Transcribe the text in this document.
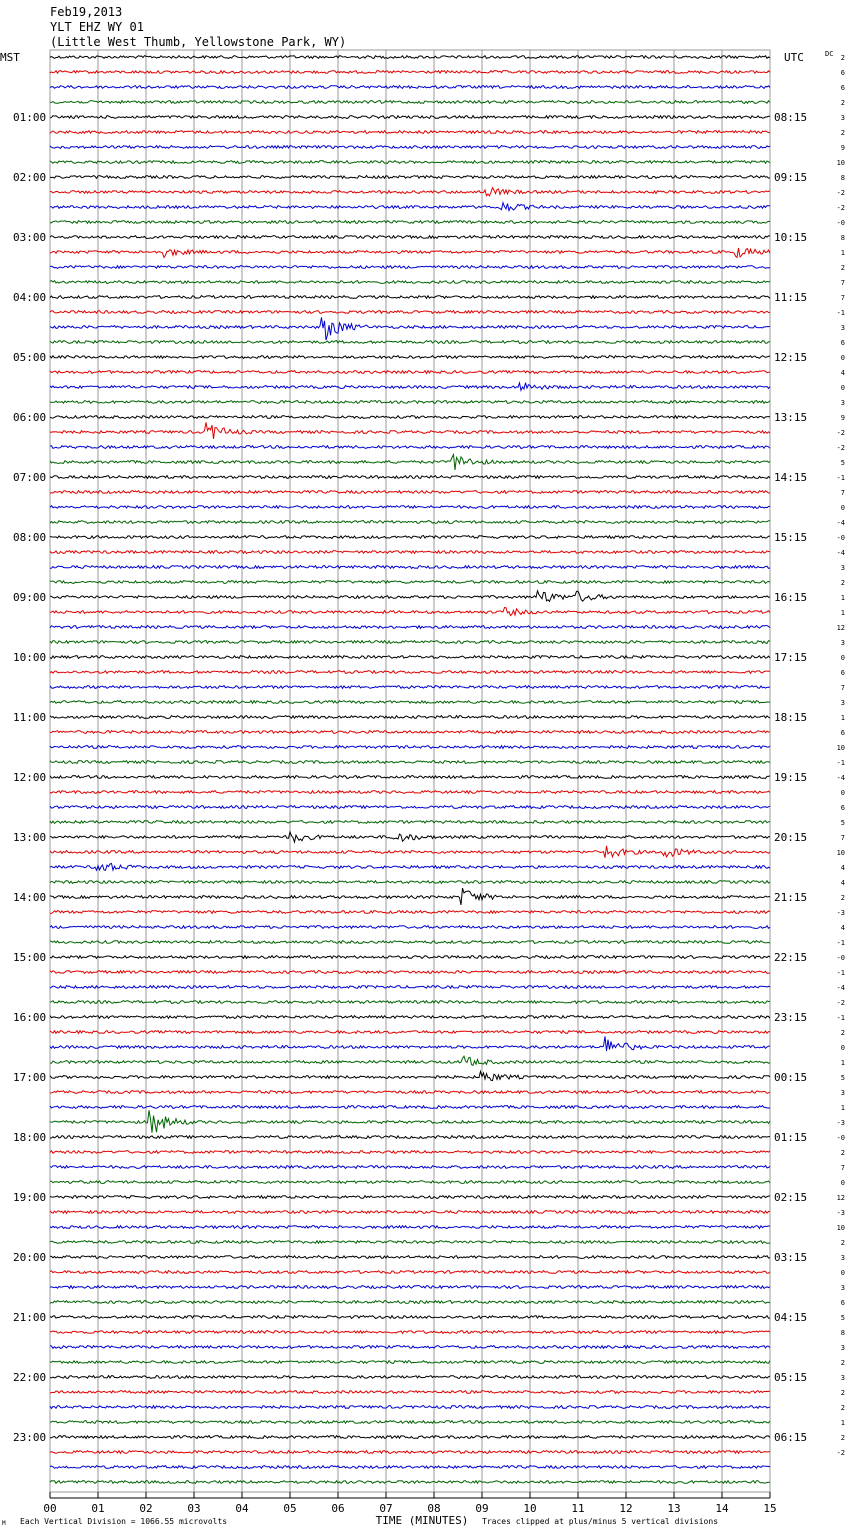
Feb19,2013
YLT EHZ WY 01
(Little West Thumb, Yellowstone Park, WY)
MST	UTC	DC
01:00
02:00
03:00
04:00
05:00
06:00
07:00
08:00
09:00
10:00
11:00
12:00
13:00
14:00
15:00
16:00
17:00
18:00
19:00
20:00
21:00
22:00
23:00
08:15
09:15
10:15
11:15
12:15
13:15
14:15
15:15
16:15
17:15
18:15
19:15
20:15
21:15
22:15
23:15
00:15
01:15
02:15
03:15
04:15
05:15
06:15
2
6
6
2
3
2
9
10
8
-2
-2
-0
8
1
2
7
7
-1
3
6
0
4
0
3
9
-2
-2
5
-1
7
0
-4
-0
-4
3
2
1
1
12
3
0
6
7
3
1
6
10
-1
-4
0
6
5
7
10
4
4
2
-3
4
-1
-0
-1
-4
-2
-1
2
0
1
5
3
1
-3
-0
2
7
0
12
-3
10
2
3
0
3
6
5
8
3
2
3
2
2
1
2
-2
00	01	02	03	04	05	06	07	08	09	10	11	12	13	14	15
TIME (MINUTES)
Each Vertical Division = 1066.55 microvolts	Traces clipped at plus/minus 5 vertical divisions
M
::::::::
■ **Given exercise**:
Every record above should come back exactly, but without its pictures.

■ **The solution**:
Transcribe the text in this document.
Feb19,2013
YLT EHZ WY 01
(Little West Thumb, Yellowstone Park, WY)
MST	UTC	DC
01:00
02:00
03:00
04:00
05:00
06:00
07:00
08:00
09:00
10:00
11:00
12:00
13:00
14:00
15:00
16:00
17:00
18:00
19:00
20:00
21:00
22:00
23:00
08:15
09:15
10:15
11:15
12:15
13:15
14:15
15:15
16:15
17:15
18:15
19:15
20:15
21:15
22:15
23:15
00:15
01:15
02:15
03:15
04:15
05:15
06:15
2
6
6
2
3
2
9
10
8
-2
-2
-0
8
1
2
7
7
-1
3
6
0
4
0
3
9
-2
-2
5
-1
7
0
-4
-0
-4
3
2
1
1
12
3
0
6
7
3
1
6
10
-1
-4
0
6
5
7
10
4
4
2
-3
4
-1
-0
-1
-4
-2
-1
2
0
1
5
3
1
-3
-0
2
7
0
12
-3
10
2
3
0
3
6
5
8
3
2
3
2
2
1
2
-2
00	01	02	03	04	05	06	07	08	09	10	11	12	13	14	15
TIME (MINUTES)
Each Vertical Division = 1066.55 microvolts	Traces clipped at plus/minus 5 vertical divisions
M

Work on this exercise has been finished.